### Task description
Your task is to repeat the listing exactly.
□ □ □ □
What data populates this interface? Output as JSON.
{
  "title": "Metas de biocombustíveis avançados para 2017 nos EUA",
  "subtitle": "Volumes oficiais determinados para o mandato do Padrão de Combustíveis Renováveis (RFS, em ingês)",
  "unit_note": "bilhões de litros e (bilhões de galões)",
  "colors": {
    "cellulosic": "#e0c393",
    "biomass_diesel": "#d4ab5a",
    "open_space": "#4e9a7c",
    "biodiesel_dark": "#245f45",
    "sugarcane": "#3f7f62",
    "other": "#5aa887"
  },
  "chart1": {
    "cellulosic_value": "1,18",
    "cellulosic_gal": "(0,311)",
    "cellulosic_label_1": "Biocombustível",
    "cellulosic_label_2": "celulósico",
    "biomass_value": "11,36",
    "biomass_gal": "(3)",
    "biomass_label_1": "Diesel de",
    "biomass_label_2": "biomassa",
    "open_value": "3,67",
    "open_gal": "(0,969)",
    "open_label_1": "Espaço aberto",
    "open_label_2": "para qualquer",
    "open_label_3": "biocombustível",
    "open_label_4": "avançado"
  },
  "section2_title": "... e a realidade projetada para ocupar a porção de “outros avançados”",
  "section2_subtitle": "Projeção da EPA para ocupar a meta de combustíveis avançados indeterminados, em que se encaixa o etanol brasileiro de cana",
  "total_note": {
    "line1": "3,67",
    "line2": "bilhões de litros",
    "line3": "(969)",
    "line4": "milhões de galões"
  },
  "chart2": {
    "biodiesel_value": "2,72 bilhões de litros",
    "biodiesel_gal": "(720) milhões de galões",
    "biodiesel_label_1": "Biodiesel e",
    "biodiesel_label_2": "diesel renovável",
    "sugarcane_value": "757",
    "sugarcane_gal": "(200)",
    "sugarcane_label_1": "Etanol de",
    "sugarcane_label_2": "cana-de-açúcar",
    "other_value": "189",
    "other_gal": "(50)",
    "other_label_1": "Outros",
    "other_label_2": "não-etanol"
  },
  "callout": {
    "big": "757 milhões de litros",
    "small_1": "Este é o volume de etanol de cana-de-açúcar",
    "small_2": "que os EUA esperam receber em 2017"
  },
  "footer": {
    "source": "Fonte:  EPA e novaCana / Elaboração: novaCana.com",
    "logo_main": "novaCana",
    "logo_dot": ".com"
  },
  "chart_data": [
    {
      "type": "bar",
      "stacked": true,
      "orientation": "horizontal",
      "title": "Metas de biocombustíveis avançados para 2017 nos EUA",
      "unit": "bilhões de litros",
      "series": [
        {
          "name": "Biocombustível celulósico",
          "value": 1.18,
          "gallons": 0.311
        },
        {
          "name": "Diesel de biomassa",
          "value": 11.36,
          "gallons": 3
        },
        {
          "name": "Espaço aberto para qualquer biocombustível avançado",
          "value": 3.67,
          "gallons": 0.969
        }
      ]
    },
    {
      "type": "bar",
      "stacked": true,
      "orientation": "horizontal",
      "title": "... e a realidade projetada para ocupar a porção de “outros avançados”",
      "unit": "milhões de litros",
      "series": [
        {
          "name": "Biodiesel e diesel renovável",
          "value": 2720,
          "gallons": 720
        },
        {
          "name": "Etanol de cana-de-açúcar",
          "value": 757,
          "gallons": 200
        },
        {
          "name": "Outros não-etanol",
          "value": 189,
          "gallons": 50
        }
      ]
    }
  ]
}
□ □ □ □
### Solved problem
What data populates this interface? Output as JSON.
{
  "title": "Metas de biocombustíveis avançados para 2017 nos EUA",
  "subtitle": "Volumes oficiais determinados para o mandato do Padrão de Combustíveis Renováveis (RFS, em ingês)",
  "unit_note": "bilhões de litros e (bilhões de galões)",
  "colors": {
    "cellulosic": "#e0c393",
    "biomass_diesel": "#d4ab5a",
    "open_space": "#4e9a7c",
    "biodiesel_dark": "#245f45",
    "sugarcane": "#3f7f62",
    "other": "#5aa887"
  },
  "chart1": {
    "cellulosic_value": "1,18",
    "cellulosic_gal": "(0,311)",
    "cellulosic_label_1": "Biocombustível",
    "cellulosic_label_2": "celulósico",
    "biomass_value": "11,36",
    "biomass_gal": "(3)",
    "biomass_label_1": "Diesel de",
    "biomass_label_2": "biomassa",
    "open_value": "3,67",
    "open_gal": "(0,969)",
    "open_label_1": "Espaço aberto",
    "open_label_2": "para qualquer",
    "open_label_3": "biocombustível",
    "open_label_4": "avançado"
  },
  "section2_title": "... e a realidade projetada para ocupar a porção de “outros avançados”",
  "section2_subtitle": "Projeção da EPA para ocupar a meta de combustíveis avançados indeterminados, em que se encaixa o etanol brasileiro de cana",
  "total_note": {
    "line1": "3,67",
    "line2": "bilhões de litros",
    "line3": "(969)",
    "line4": "milhões de galões"
  },
  "chart2": {
    "biodiesel_value": "2,72 bilhões de litros",
    "biodiesel_gal": "(720) milhões de galões",
    "biodiesel_label_1": "Biodiesel e",
    "biodiesel_label_2": "diesel renovável",
    "sugarcane_value": "757",
    "sugarcane_gal": "(200)",
    "sugarcane_label_1": "Etanol de",
    "sugarcane_label_2": "cana-de-açúcar",
    "other_value": "189",
    "other_gal": "(50)",
    "other_label_1": "Outros",
    "other_label_2": "não-etanol"
  },
  "callout": {
    "big": "757 milhões de litros",
    "small_1": "Este é o volume de etanol de cana-de-açúcar",
    "small_2": "que os EUA esperam receber em 2017"
  },
  "footer": {
    "source": "Fonte:  EPA e novaCana / Elaboração: novaCana.com",
    "logo_main": "novaCana",
    "logo_dot": ".com"
  },
  "chart_data": [
    {
      "type": "bar",
      "stacked": true,
      "orientation": "horizontal",
      "title": "Metas de biocombustíveis avançados para 2017 nos EUA",
      "unit": "bilhões de litros",
      "series": [
        {
          "name": "Biocombustível celulósico",
          "value": 1.18,
          "gallons": 0.311
        },
        {
          "name": "Diesel de biomassa",
          "value": 11.36,
          "gallons": 3
        },
        {
          "name": "Espaço aberto para qualquer biocombustível avançado",
          "value": 3.67,
          "gallons": 0.969
        }
      ]
    },
    {
      "type": "bar",
      "stacked": true,
      "orientation": "horizontal",
      "title": "... e a realidade projetada para ocupar a porção de “outros avançados”",
      "unit": "milhões de litros",
      "series": [
        {
          "name": "Biodiesel e diesel renovável",
          "value": 2720,
          "gallons": 720
        },
        {
          "name": "Etanol de cana-de-açúcar",
          "value": 757,
          "gallons": 200
        },
        {
          "name": "Outros não-etanol",
          "value": 189,
          "gallons": 50
        }
      ]
    }
  ]
}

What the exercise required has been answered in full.